WHAT TO PRODUCE:
Gather, from the listing beneath this task, every line holding the string "Performance".

╭─ DATA SHOWN

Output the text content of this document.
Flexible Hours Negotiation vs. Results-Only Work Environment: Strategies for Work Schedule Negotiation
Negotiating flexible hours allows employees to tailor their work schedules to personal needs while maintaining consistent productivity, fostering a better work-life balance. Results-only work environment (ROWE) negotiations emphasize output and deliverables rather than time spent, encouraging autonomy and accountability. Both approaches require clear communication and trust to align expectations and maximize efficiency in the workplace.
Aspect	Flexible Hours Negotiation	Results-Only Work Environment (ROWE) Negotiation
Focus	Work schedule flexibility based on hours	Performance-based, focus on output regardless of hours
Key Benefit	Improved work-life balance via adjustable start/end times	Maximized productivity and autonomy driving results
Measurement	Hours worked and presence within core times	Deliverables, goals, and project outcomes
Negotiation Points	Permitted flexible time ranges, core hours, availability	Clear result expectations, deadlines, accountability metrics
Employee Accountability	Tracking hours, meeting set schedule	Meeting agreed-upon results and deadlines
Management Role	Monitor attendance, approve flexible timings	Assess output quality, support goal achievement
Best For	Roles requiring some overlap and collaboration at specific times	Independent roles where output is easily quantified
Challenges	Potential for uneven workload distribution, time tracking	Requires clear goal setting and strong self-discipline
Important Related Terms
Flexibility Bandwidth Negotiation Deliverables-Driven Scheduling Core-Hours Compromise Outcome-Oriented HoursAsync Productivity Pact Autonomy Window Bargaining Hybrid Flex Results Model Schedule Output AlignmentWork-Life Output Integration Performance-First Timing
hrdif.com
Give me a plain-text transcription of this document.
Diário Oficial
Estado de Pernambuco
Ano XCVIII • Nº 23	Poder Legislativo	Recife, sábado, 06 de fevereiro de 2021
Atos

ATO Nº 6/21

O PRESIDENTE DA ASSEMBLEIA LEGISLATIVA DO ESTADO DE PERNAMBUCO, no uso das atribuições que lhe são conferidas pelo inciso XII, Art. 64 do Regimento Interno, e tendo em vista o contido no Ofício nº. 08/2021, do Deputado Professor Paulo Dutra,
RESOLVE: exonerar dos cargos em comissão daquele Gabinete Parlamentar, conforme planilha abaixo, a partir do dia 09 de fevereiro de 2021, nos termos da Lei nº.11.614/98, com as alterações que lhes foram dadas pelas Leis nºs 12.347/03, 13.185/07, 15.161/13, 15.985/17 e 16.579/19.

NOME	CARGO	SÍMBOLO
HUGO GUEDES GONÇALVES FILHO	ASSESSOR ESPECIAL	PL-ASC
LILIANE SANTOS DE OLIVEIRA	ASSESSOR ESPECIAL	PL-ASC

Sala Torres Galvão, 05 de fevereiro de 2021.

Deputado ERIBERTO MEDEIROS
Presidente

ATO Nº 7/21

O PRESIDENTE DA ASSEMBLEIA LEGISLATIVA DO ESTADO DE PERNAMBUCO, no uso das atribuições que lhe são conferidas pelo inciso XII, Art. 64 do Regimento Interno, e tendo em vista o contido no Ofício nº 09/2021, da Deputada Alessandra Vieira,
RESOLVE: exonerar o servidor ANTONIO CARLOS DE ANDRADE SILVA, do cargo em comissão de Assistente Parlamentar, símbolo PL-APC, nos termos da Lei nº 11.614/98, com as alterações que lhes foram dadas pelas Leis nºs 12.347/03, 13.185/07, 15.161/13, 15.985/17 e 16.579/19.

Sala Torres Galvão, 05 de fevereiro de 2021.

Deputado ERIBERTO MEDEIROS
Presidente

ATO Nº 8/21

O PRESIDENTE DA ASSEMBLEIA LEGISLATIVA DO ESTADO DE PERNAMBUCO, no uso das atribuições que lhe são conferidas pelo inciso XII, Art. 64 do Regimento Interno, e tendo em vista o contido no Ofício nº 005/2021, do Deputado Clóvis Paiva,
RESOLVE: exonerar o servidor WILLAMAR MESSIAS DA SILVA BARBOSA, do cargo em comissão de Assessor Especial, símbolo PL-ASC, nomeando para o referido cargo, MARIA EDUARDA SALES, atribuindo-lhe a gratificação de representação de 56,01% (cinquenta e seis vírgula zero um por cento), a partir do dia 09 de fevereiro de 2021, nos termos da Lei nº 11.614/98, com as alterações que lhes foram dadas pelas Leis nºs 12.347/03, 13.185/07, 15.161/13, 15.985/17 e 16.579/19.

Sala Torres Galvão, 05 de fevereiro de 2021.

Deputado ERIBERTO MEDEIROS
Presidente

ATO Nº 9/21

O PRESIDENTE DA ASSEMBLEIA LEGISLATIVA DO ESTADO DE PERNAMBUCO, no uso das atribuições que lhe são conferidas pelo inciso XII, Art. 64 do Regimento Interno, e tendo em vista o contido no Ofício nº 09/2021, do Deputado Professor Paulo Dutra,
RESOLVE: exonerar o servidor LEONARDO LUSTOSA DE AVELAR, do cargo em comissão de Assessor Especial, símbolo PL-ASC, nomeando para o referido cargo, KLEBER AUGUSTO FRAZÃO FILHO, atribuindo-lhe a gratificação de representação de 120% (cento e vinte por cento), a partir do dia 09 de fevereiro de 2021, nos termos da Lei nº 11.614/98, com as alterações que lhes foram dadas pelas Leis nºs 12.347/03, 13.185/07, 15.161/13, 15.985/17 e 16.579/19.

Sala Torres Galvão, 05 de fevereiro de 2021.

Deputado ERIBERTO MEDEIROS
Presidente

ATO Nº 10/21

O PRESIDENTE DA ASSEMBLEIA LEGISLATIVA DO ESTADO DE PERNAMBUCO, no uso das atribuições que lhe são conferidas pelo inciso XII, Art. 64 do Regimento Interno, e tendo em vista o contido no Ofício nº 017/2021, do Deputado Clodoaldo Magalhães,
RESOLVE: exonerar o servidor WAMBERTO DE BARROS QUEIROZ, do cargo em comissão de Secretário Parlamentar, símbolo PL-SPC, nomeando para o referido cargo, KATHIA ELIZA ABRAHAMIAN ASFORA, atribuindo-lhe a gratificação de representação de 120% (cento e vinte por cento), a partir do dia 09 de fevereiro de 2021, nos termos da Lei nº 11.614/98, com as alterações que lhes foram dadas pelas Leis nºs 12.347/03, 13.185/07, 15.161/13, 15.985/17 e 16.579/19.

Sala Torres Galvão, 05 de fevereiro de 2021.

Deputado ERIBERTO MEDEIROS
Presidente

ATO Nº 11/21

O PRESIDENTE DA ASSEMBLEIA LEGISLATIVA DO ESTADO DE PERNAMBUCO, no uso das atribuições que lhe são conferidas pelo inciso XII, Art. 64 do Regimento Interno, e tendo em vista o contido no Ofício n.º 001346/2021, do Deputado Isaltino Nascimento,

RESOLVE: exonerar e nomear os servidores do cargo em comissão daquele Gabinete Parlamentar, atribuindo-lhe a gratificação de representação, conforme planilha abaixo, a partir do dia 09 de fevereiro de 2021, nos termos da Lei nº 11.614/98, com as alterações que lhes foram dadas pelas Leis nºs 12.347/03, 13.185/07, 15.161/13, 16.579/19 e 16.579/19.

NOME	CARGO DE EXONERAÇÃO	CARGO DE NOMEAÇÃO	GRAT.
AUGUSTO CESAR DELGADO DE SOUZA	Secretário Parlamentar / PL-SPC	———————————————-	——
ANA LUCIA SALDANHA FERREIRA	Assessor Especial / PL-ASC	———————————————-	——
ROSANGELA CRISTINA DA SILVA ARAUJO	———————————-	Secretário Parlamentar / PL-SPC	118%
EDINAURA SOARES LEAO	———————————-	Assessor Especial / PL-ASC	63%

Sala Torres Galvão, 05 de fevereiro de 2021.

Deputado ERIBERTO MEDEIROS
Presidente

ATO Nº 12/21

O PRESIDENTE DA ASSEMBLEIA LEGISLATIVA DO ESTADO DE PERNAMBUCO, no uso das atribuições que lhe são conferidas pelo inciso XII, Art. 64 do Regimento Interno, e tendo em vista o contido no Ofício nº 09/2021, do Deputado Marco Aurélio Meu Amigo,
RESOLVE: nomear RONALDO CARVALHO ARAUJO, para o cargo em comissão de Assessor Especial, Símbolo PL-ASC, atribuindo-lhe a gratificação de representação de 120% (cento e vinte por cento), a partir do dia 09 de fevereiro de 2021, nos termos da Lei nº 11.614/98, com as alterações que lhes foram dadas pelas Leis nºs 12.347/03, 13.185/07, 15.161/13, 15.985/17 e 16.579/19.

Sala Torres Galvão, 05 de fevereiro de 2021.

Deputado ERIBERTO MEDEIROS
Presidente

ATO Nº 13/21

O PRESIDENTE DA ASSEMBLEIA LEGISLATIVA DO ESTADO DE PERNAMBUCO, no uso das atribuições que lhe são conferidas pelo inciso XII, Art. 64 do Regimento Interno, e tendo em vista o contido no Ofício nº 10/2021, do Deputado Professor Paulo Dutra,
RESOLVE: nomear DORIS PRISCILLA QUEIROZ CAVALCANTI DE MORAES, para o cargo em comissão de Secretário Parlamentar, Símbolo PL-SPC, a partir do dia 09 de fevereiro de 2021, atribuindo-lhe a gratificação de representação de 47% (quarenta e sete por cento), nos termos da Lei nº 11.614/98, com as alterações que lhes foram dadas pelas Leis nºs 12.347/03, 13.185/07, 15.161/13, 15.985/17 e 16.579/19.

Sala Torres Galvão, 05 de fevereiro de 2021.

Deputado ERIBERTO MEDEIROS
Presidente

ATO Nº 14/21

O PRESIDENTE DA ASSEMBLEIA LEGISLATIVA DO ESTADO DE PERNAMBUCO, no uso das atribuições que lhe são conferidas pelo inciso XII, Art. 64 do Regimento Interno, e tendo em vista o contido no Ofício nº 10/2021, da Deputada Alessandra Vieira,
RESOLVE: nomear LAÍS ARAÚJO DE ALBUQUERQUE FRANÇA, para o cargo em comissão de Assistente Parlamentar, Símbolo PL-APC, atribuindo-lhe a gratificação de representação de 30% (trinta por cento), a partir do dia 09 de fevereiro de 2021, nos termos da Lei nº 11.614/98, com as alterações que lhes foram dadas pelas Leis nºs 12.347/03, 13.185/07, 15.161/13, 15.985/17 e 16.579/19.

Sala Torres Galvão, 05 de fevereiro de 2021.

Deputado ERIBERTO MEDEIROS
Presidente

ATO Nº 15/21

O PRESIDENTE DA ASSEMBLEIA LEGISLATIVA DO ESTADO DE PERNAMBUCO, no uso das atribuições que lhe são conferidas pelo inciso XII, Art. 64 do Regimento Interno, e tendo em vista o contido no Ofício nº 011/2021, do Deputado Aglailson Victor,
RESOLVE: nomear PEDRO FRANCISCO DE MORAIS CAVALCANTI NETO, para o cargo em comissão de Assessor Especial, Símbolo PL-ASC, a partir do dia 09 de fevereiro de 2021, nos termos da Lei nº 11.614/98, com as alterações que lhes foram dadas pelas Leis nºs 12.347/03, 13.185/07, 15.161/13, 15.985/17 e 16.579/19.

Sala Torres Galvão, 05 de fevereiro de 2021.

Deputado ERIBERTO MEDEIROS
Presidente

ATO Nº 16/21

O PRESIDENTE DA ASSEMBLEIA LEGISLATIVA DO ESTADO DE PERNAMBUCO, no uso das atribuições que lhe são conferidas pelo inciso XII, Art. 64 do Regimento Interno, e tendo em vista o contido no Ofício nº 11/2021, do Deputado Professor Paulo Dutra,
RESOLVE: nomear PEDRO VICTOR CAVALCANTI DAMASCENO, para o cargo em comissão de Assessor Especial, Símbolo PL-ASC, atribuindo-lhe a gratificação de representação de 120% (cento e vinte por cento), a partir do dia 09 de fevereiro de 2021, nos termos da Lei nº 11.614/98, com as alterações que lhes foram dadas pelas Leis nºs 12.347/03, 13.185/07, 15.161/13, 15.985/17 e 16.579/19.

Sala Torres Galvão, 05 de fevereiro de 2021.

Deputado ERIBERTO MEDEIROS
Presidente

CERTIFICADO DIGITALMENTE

╰─

RIGHT ANSWER:
Focus	Work schedule flexibility based on hours	Performance-based, focus on output regardless of hours
Flexibility Bandwidth Negotiation Deliverables-Driven Scheduling Core-Hours Compromise Outcome-Oriented HoursAsync Productivity Pact Autonomy Window Bargaining Hybrid Flex Results Model Schedule Output AlignmentWork-Life Output Integration Performance-First Timing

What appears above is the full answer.